> [Direction]
Write out every single entry exactly.

> [Collected data entries]
+ + +
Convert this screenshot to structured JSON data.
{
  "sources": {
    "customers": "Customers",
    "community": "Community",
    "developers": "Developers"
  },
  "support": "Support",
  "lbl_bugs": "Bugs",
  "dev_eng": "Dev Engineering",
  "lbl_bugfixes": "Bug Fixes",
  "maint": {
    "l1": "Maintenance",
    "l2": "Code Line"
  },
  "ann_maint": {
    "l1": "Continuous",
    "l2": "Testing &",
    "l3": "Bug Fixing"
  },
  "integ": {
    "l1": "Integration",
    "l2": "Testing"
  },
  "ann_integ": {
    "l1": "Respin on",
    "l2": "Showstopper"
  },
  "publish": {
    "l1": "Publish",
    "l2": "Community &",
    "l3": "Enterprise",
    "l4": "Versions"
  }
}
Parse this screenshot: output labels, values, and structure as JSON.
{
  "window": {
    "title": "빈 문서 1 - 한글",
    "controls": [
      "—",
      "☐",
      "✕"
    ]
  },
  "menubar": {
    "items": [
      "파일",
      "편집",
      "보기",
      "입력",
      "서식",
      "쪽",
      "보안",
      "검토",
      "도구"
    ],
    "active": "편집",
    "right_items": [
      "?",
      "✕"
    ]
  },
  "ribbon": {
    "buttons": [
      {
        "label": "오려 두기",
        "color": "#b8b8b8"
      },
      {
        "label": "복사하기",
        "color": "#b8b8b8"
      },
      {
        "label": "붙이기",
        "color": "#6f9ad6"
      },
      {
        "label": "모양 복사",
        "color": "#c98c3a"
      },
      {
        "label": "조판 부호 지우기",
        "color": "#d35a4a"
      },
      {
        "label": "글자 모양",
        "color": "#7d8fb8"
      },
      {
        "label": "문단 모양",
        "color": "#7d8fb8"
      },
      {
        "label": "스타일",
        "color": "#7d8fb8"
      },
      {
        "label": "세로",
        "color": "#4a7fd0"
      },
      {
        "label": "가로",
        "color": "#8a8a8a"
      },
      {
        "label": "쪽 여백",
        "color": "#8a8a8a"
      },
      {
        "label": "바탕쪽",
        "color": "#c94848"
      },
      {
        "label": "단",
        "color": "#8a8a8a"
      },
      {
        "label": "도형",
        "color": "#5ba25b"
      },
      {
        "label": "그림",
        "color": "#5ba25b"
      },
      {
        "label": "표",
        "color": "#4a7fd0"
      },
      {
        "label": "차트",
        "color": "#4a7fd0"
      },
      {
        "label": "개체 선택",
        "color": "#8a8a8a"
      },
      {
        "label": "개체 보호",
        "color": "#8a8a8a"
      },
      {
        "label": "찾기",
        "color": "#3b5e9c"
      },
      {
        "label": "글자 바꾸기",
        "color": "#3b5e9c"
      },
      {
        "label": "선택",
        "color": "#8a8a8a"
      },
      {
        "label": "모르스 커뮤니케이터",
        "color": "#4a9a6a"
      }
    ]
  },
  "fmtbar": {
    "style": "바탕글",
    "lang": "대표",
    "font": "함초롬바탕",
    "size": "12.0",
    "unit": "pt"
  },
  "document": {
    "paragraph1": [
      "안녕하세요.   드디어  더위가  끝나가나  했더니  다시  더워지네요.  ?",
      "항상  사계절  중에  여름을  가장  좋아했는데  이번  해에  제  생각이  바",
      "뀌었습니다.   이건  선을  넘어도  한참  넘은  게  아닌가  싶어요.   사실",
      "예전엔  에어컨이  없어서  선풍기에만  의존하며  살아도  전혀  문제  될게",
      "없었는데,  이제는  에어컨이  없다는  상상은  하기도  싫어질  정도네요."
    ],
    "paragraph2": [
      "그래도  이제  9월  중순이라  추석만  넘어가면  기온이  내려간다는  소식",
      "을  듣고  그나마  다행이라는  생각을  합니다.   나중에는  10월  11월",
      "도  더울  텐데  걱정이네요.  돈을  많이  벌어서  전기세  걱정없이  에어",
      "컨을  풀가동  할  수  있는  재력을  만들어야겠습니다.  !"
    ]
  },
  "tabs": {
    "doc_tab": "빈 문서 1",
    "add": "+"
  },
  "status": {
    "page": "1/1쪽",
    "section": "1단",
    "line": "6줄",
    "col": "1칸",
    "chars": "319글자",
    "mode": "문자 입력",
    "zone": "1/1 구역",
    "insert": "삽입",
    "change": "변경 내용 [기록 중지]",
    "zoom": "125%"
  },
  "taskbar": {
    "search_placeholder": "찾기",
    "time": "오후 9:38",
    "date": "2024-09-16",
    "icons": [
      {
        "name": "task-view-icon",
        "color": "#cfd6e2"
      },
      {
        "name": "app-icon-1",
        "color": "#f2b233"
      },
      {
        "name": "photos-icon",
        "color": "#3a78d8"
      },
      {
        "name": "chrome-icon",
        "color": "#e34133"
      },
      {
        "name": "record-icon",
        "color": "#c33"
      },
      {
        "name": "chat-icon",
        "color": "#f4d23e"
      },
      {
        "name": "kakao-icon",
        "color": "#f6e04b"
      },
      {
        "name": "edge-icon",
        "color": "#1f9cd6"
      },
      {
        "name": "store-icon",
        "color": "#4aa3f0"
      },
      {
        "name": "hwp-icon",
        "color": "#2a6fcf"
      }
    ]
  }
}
+ + +
> [Full output]
Convert this screenshot to structured JSON data.
{
  "sources": {
    "customers": "Customers",
    "community": "Community",
    "developers": "Developers"
  },
  "support": "Support",
  "lbl_bugs": "Bugs",
  "dev_eng": "Dev Engineering",
  "lbl_bugfixes": "Bug Fixes",
  "maint": {
    "l1": "Maintenance",
    "l2": "Code Line"
  },
  "ann_maint": {
    "l1": "Continuous",
    "l2": "Testing &",
    "l3": "Bug Fixing"
  },
  "integ": {
    "l1": "Integration",
    "l2": "Testing"
  },
  "ann_integ": {
    "l1": "Respin on",
    "l2": "Showstopper"
  },
  "publish": {
    "l1": "Publish",
    "l2": "Community &",
    "l3": "Enterprise",
    "l4": "Versions"
  }
}
Parse this screenshot: output labels, values, and structure as JSON.
{
  "window": {
    "title": "빈 문서 1 - 한글",
    "controls": [
      "—",
      "☐",
      "✕"
    ]
  },
  "menubar": {
    "items": [
      "파일",
      "편집",
      "보기",
      "입력",
      "서식",
      "쪽",
      "보안",
      "검토",
      "도구"
    ],
    "active": "편집",
    "right_items": [
      "?",
      "✕"
    ]
  },
  "ribbon": {
    "buttons": [
      {
        "label": "오려 두기",
        "color": "#b8b8b8"
      },
      {
        "label": "복사하기",
        "color": "#b8b8b8"
      },
      {
        "label": "붙이기",
        "color": "#6f9ad6"
      },
      {
        "label": "모양 복사",
        "color": "#c98c3a"
      },
      {
        "label": "조판 부호 지우기",
        "color": "#d35a4a"
      },
      {
        "label": "글자 모양",
        "color": "#7d8fb8"
      },
      {
        "label": "문단 모양",
        "color": "#7d8fb8"
      },
      {
        "label": "스타일",
        "color": "#7d8fb8"
      },
      {
        "label": "세로",
        "color": "#4a7fd0"
      },
      {
        "label": "가로",
        "color": "#8a8a8a"
      },
      {
        "label": "쪽 여백",
        "color": "#8a8a8a"
      },
      {
        "label": "바탕쪽",
        "color": "#c94848"
      },
      {
        "label": "단",
        "color": "#8a8a8a"
      },
      {
        "label": "도형",
        "color": "#5ba25b"
      },
      {
        "label": "그림",
        "color": "#5ba25b"
      },
      {
        "label": "표",
        "color": "#4a7fd0"
      },
      {
        "label": "차트",
        "color": "#4a7fd0"
      },
      {
        "label": "개체 선택",
        "color": "#8a8a8a"
      },
      {
        "label": "개체 보호",
        "color": "#8a8a8a"
      },
      {
        "label": "찾기",
        "color": "#3b5e9c"
      },
      {
        "label": "글자 바꾸기",
        "color": "#3b5e9c"
      },
      {
        "label": "선택",
        "color": "#8a8a8a"
      },
      {
        "label": "모르스 커뮤니케이터",
        "color": "#4a9a6a"
      }
    ]
  },
  "fmtbar": {
    "style": "바탕글",
    "lang": "대표",
    "font": "함초롬바탕",
    "size": "12.0",
    "unit": "pt"
  },
  "document": {
    "paragraph1": [
      "안녕하세요.   드디어  더위가  끝나가나  했더니  다시  더워지네요.  ?",
      "항상  사계절  중에  여름을  가장  좋아했는데  이번  해에  제  생각이  바",
      "뀌었습니다.   이건  선을  넘어도  한참  넘은  게  아닌가  싶어요.   사실",
      "예전엔  에어컨이  없어서  선풍기에만  의존하며  살아도  전혀  문제  될게",
      "없었는데,  이제는  에어컨이  없다는  상상은  하기도  싫어질  정도네요."
    ],
    "paragraph2": [
      "그래도  이제  9월  중순이라  추석만  넘어가면  기온이  내려간다는  소식",
      "을  듣고  그나마  다행이라는  생각을  합니다.   나중에는  10월  11월",
      "도  더울  텐데  걱정이네요.  돈을  많이  벌어서  전기세  걱정없이  에어",
      "컨을  풀가동  할  수  있는  재력을  만들어야겠습니다.  !"
    ]
  },
  "tabs": {
    "doc_tab": "빈 문서 1",
    "add": "+"
  },
  "status": {
    "page": "1/1쪽",
    "section": "1단",
    "line": "6줄",
    "col": "1칸",
    "chars": "319글자",
    "mode": "문자 입력",
    "zone": "1/1 구역",
    "insert": "삽입",
    "change": "변경 내용 [기록 중지]",
    "zoom": "125%"
  },
  "taskbar": {
    "search_placeholder": "찾기",
    "time": "오후 9:38",
    "date": "2024-09-16",
    "icons": [
      {
        "name": "task-view-icon",
        "color": "#cfd6e2"
      },
      {
        "name": "app-icon-1",
        "color": "#f2b233"
      },
      {
        "name": "photos-icon",
        "color": "#3a78d8"
      },
      {
        "name": "chrome-icon",
        "color": "#e34133"
      },
      {
        "name": "record-icon",
        "color": "#c33"
      },
      {
        "name": "chat-icon",
        "color": "#f4d23e"
      },
      {
        "name": "kakao-icon",
        "color": "#f6e04b"
      },
      {
        "name": "edge-icon",
        "color": "#1f9cd6"
      },
      {
        "name": "store-icon",
        "color": "#4aa3f0"
      },
      {
        "name": "hwp-icon",
        "color": "#2a6fcf"
      }
    ]
  }
}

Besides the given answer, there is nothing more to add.